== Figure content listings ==
* Begin *

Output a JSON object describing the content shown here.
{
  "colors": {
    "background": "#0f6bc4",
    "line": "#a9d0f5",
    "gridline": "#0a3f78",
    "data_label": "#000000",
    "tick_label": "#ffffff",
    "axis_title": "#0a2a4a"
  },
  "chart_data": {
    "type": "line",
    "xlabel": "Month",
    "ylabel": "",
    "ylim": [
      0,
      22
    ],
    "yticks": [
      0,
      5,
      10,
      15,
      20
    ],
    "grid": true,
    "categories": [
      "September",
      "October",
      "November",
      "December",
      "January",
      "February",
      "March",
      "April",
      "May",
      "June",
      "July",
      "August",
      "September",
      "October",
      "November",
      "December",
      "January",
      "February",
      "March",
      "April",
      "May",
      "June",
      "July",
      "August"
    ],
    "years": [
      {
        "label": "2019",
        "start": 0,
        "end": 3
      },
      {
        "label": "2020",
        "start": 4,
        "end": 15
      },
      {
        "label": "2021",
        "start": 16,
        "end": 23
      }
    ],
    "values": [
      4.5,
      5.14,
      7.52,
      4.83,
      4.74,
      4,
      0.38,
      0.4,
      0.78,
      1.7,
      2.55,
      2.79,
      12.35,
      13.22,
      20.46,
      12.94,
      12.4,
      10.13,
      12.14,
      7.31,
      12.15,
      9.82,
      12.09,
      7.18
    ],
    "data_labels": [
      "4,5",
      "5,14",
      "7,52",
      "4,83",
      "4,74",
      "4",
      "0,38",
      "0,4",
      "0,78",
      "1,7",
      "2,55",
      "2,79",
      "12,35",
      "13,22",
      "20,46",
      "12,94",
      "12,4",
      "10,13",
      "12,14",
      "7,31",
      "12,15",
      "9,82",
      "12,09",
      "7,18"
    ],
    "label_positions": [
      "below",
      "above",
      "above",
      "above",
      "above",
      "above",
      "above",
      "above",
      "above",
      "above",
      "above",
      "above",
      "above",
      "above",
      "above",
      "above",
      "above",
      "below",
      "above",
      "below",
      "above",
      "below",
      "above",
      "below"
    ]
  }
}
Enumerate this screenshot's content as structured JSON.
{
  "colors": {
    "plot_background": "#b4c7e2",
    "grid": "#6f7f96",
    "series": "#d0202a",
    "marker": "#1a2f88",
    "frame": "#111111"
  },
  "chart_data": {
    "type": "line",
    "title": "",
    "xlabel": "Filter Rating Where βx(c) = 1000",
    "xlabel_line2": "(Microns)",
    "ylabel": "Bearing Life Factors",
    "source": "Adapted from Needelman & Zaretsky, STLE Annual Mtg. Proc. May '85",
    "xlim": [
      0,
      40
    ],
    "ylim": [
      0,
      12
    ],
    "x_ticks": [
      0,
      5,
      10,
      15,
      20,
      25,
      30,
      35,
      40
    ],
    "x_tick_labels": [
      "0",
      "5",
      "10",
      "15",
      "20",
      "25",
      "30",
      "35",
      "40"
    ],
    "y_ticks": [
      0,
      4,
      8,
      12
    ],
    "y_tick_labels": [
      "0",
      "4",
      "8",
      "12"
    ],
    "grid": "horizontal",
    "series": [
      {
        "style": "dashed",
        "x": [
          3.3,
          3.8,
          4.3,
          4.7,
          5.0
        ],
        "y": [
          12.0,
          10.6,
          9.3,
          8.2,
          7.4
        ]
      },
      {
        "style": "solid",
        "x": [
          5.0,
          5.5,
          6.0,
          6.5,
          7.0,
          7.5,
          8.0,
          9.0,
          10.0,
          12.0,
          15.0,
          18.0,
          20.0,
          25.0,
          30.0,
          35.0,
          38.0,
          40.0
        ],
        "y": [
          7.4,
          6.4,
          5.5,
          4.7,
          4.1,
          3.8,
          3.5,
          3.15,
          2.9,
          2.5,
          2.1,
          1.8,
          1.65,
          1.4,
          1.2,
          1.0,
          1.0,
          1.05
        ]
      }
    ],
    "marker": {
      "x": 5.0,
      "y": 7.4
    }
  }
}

* End *

== WORK TO BE COMPLETED ==
Output every record above exactly as it appears.

== TASK RESULT ==
Output a JSON object describing the content shown here.
{
  "colors": {
    "background": "#0f6bc4",
    "line": "#a9d0f5",
    "gridline": "#0a3f78",
    "data_label": "#000000",
    "tick_label": "#ffffff",
    "axis_title": "#0a2a4a"
  },
  "chart_data": {
    "type": "line",
    "xlabel": "Month",
    "ylabel": "",
    "ylim": [
      0,
      22
    ],
    "yticks": [
      0,
      5,
      10,
      15,
      20
    ],
    "grid": true,
    "categories": [
      "September",
      "October",
      "November",
      "December",
      "January",
      "February",
      "March",
      "April",
      "May",
      "June",
      "July",
      "August",
      "September",
      "October",
      "November",
      "December",
      "January",
      "February",
      "March",
      "April",
      "May",
      "June",
      "July",
      "August"
    ],
    "years": [
      {
        "label": "2019",
        "start": 0,
        "end": 3
      },
      {
        "label": "2020",
        "start": 4,
        "end": 15
      },
      {
        "label": "2021",
        "start": 16,
        "end": 23
      }
    ],
    "values": [
      4.5,
      5.14,
      7.52,
      4.83,
      4.74,
      4,
      0.38,
      0.4,
      0.78,
      1.7,
      2.55,
      2.79,
      12.35,
      13.22,
      20.46,
      12.94,
      12.4,
      10.13,
      12.14,
      7.31,
      12.15,
      9.82,
      12.09,
      7.18
    ],
    "data_labels": [
      "4,5",
      "5,14",
      "7,52",
      "4,83",
      "4,74",
      "4",
      "0,38",
      "0,4",
      "0,78",
      "1,7",
      "2,55",
      "2,79",
      "12,35",
      "13,22",
      "20,46",
      "12,94",
      "12,4",
      "10,13",
      "12,14",
      "7,31",
      "12,15",
      "9,82",
      "12,09",
      "7,18"
    ],
    "label_positions": [
      "below",
      "above",
      "above",
      "above",
      "above",
      "above",
      "above",
      "above",
      "above",
      "above",
      "above",
      "above",
      "above",
      "above",
      "above",
      "above",
      "above",
      "below",
      "above",
      "below",
      "above",
      "below",
      "above",
      "below"
    ]
  }
}
Enumerate this screenshot's content as structured JSON.
{
  "colors": {
    "plot_background": "#b4c7e2",
    "grid": "#6f7f96",
    "series": "#d0202a",
    "marker": "#1a2f88",
    "frame": "#111111"
  },
  "chart_data": {
    "type": "line",
    "title": "",
    "xlabel": "Filter Rating Where βx(c) = 1000",
    "xlabel_line2": "(Microns)",
    "ylabel": "Bearing Life Factors",
    "source": "Adapted from Needelman & Zaretsky, STLE Annual Mtg. Proc. May '85",
    "xlim": [
      0,
      40
    ],
    "ylim": [
      0,
      12
    ],
    "x_ticks": [
      0,
      5,
      10,
      15,
      20,
      25,
      30,
      35,
      40
    ],
    "x_tick_labels": [
      "0",
      "5",
      "10",
      "15",
      "20",
      "25",
      "30",
      "35",
      "40"
    ],
    "y_ticks": [
      0,
      4,
      8,
      12
    ],
    "y_tick_labels": [
      "0",
      "4",
      "8",
      "12"
    ],
    "grid": "horizontal",
    "series": [
      {
        "style": "dashed",
        "x": [
          3.3,
          3.8,
          4.3,
          4.7,
          5.0
        ],
        "y": [
          12.0,
          10.6,
          9.3,
          8.2,
          7.4
        ]
      },
      {
        "style": "solid",
        "x": [
          5.0,
          5.5,
          6.0,
          6.5,
          7.0,
          7.5,
          8.0,
          9.0,
          10.0,
          12.0,
          15.0,
          18.0,
          20.0,
          25.0,
          30.0,
          35.0,
          38.0,
          40.0
        ],
        "y": [
          7.4,
          6.4,
          5.5,
          4.7,
          4.1,
          3.8,
          3.5,
          3.15,
          2.9,
          2.5,
          2.1,
          1.8,
          1.65,
          1.4,
          1.2,
          1.0,
          1.0,
          1.05
        ]
      }
    ],
    "marker": {
      "x": 5.0,
      "y": 7.4
    }
  }
}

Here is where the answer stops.